— START OF SUPPLIED MATERIAL —
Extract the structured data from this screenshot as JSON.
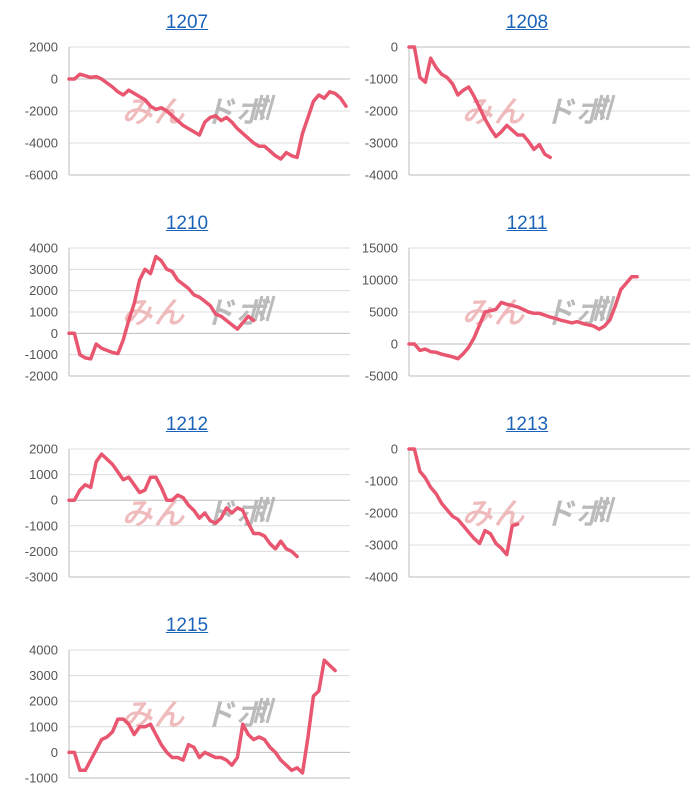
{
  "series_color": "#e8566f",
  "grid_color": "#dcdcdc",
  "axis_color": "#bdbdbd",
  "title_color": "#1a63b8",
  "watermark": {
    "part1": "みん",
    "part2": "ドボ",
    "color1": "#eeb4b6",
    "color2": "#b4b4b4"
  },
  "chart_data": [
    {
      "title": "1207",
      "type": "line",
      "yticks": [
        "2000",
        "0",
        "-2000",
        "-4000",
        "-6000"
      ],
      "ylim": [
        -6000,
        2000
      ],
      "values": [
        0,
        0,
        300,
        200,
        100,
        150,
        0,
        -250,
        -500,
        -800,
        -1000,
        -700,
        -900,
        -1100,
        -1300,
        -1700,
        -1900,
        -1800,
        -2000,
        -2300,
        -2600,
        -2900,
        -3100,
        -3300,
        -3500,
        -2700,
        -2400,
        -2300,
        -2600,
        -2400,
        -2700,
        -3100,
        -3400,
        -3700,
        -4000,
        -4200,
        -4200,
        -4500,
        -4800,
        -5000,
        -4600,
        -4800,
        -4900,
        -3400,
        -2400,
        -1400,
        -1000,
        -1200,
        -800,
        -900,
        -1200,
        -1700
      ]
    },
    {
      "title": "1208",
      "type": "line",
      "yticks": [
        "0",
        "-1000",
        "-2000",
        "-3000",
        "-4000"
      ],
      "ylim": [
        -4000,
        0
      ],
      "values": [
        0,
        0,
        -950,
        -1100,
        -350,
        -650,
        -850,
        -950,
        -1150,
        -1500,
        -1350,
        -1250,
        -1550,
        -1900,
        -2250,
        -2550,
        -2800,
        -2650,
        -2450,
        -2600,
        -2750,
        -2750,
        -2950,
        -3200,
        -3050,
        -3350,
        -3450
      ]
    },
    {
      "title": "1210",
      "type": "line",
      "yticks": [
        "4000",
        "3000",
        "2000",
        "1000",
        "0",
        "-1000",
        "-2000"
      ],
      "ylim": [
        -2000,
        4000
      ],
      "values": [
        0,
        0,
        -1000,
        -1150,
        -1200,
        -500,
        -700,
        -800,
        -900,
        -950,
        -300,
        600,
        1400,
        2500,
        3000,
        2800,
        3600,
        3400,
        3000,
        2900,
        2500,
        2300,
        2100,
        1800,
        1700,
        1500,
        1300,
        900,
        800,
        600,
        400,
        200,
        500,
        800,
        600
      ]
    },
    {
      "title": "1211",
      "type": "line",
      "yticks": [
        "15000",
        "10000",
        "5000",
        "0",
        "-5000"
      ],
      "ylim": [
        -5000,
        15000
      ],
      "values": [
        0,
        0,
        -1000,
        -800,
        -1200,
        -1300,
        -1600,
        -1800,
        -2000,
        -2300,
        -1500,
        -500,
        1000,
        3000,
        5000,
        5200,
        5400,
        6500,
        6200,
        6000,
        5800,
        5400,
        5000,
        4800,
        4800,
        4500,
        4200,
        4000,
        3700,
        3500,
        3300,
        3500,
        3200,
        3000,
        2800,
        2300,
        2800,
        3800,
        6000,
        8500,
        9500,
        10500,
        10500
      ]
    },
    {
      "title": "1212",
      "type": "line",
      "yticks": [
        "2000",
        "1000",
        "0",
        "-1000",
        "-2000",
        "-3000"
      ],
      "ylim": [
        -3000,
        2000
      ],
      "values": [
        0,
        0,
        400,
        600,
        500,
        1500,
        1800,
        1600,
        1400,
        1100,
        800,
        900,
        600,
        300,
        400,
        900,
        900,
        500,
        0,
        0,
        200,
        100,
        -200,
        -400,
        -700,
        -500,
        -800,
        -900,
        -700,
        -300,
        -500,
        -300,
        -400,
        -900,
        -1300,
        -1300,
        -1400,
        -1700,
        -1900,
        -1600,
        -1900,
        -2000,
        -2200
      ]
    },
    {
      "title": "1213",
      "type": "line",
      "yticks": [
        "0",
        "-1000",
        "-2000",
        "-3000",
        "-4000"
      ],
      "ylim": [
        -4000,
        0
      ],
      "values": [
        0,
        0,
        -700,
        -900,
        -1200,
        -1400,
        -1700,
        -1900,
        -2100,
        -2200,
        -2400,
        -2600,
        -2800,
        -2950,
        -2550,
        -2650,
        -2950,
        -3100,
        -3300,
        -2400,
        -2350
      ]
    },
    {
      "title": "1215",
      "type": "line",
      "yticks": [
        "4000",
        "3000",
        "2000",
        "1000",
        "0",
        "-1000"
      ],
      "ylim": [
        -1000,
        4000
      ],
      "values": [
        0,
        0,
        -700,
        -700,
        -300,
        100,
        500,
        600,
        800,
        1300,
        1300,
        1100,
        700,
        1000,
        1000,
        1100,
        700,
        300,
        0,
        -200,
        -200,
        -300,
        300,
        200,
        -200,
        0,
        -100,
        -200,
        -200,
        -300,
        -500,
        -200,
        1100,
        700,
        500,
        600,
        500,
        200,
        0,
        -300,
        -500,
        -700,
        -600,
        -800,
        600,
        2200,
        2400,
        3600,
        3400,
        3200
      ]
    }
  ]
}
— END OF SUPPLIED MATERIAL —
▶ _DIRECTIONS FOR THIS TASK_: Your copy should hold every record word for word and none of the pictures.

▶ _RESPONSE TO THIS EXERCISE_:
Extract the structured data from this screenshot as JSON.
{
  "series_color": "#e8566f",
  "grid_color": "#dcdcdc",
  "axis_color": "#bdbdbd",
  "title_color": "#1a63b8",
  "watermark": {
    "part1": "みん",
    "part2": "ドボ",
    "color1": "#eeb4b6",
    "color2": "#b4b4b4"
  },
  "chart_data": [
    {
      "title": "1207",
      "type": "line",
      "yticks": [
        "2000",
        "0",
        "-2000",
        "-4000",
        "-6000"
      ],
      "ylim": [
        -6000,
        2000
      ],
      "values": [
        0,
        0,
        300,
        200,
        100,
        150,
        0,
        -250,
        -500,
        -800,
        -1000,
        -700,
        -900,
        -1100,
        -1300,
        -1700,
        -1900,
        -1800,
        -2000,
        -2300,
        -2600,
        -2900,
        -3100,
        -3300,
        -3500,
        -2700,
        -2400,
        -2300,
        -2600,
        -2400,
        -2700,
        -3100,
        -3400,
        -3700,
        -4000,
        -4200,
        -4200,
        -4500,
        -4800,
        -5000,
        -4600,
        -4800,
        -4900,
        -3400,
        -2400,
        -1400,
        -1000,
        -1200,
        -800,
        -900,
        -1200,
        -1700
      ]
    },
    {
      "title": "1208",
      "type": "line",
      "yticks": [
        "0",
        "-1000",
        "-2000",
        "-3000",
        "-4000"
      ],
      "ylim": [
        -4000,
        0
      ],
      "values": [
        0,
        0,
        -950,
        -1100,
        -350,
        -650,
        -850,
        -950,
        -1150,
        -1500,
        -1350,
        -1250,
        -1550,
        -1900,
        -2250,
        -2550,
        -2800,
        -2650,
        -2450,
        -2600,
        -2750,
        -2750,
        -2950,
        -3200,
        -3050,
        -3350,
        -3450
      ]
    },
    {
      "title": "1210",
      "type": "line",
      "yticks": [
        "4000",
        "3000",
        "2000",
        "1000",
        "0",
        "-1000",
        "-2000"
      ],
      "ylim": [
        -2000,
        4000
      ],
      "values": [
        0,
        0,
        -1000,
        -1150,
        -1200,
        -500,
        -700,
        -800,
        -900,
        -950,
        -300,
        600,
        1400,
        2500,
        3000,
        2800,
        3600,
        3400,
        3000,
        2900,
        2500,
        2300,
        2100,
        1800,
        1700,
        1500,
        1300,
        900,
        800,
        600,
        400,
        200,
        500,
        800,
        600
      ]
    },
    {
      "title": "1211",
      "type": "line",
      "yticks": [
        "15000",
        "10000",
        "5000",
        "0",
        "-5000"
      ],
      "ylim": [
        -5000,
        15000
      ],
      "values": [
        0,
        0,
        -1000,
        -800,
        -1200,
        -1300,
        -1600,
        -1800,
        -2000,
        -2300,
        -1500,
        -500,
        1000,
        3000,
        5000,
        5200,
        5400,
        6500,
        6200,
        6000,
        5800,
        5400,
        5000,
        4800,
        4800,
        4500,
        4200,
        4000,
        3700,
        3500,
        3300,
        3500,
        3200,
        3000,
        2800,
        2300,
        2800,
        3800,
        6000,
        8500,
        9500,
        10500,
        10500
      ]
    },
    {
      "title": "1212",
      "type": "line",
      "yticks": [
        "2000",
        "1000",
        "0",
        "-1000",
        "-2000",
        "-3000"
      ],
      "ylim": [
        -3000,
        2000
      ],
      "values": [
        0,
        0,
        400,
        600,
        500,
        1500,
        1800,
        1600,
        1400,
        1100,
        800,
        900,
        600,
        300,
        400,
        900,
        900,
        500,
        0,
        0,
        200,
        100,
        -200,
        -400,
        -700,
        -500,
        -800,
        -900,
        -700,
        -300,
        -500,
        -300,
        -400,
        -900,
        -1300,
        -1300,
        -1400,
        -1700,
        -1900,
        -1600,
        -1900,
        -2000,
        -2200
      ]
    },
    {
      "title": "1213",
      "type": "line",
      "yticks": [
        "0",
        "-1000",
        "-2000",
        "-3000",
        "-4000"
      ],
      "ylim": [
        -4000,
        0
      ],
      "values": [
        0,
        0,
        -700,
        -900,
        -1200,
        -1400,
        -1700,
        -1900,
        -2100,
        -2200,
        -2400,
        -2600,
        -2800,
        -2950,
        -2550,
        -2650,
        -2950,
        -3100,
        -3300,
        -2400,
        -2350
      ]
    },
    {
      "title": "1215",
      "type": "line",
      "yticks": [
        "4000",
        "3000",
        "2000",
        "1000",
        "0",
        "-1000"
      ],
      "ylim": [
        -1000,
        4000
      ],
      "values": [
        0,
        0,
        -700,
        -700,
        -300,
        100,
        500,
        600,
        800,
        1300,
        1300,
        1100,
        700,
        1000,
        1000,
        1100,
        700,
        300,
        0,
        -200,
        -200,
        -300,
        300,
        200,
        -200,
        0,
        -100,
        -200,
        -200,
        -300,
        -500,
        -200,
        1100,
        700,
        500,
        600,
        500,
        200,
        0,
        -300,
        -500,
        -700,
        -600,
        -800,
        600,
        2200,
        2400,
        3600,
        3400,
        3200
      ]
    }
  ]
}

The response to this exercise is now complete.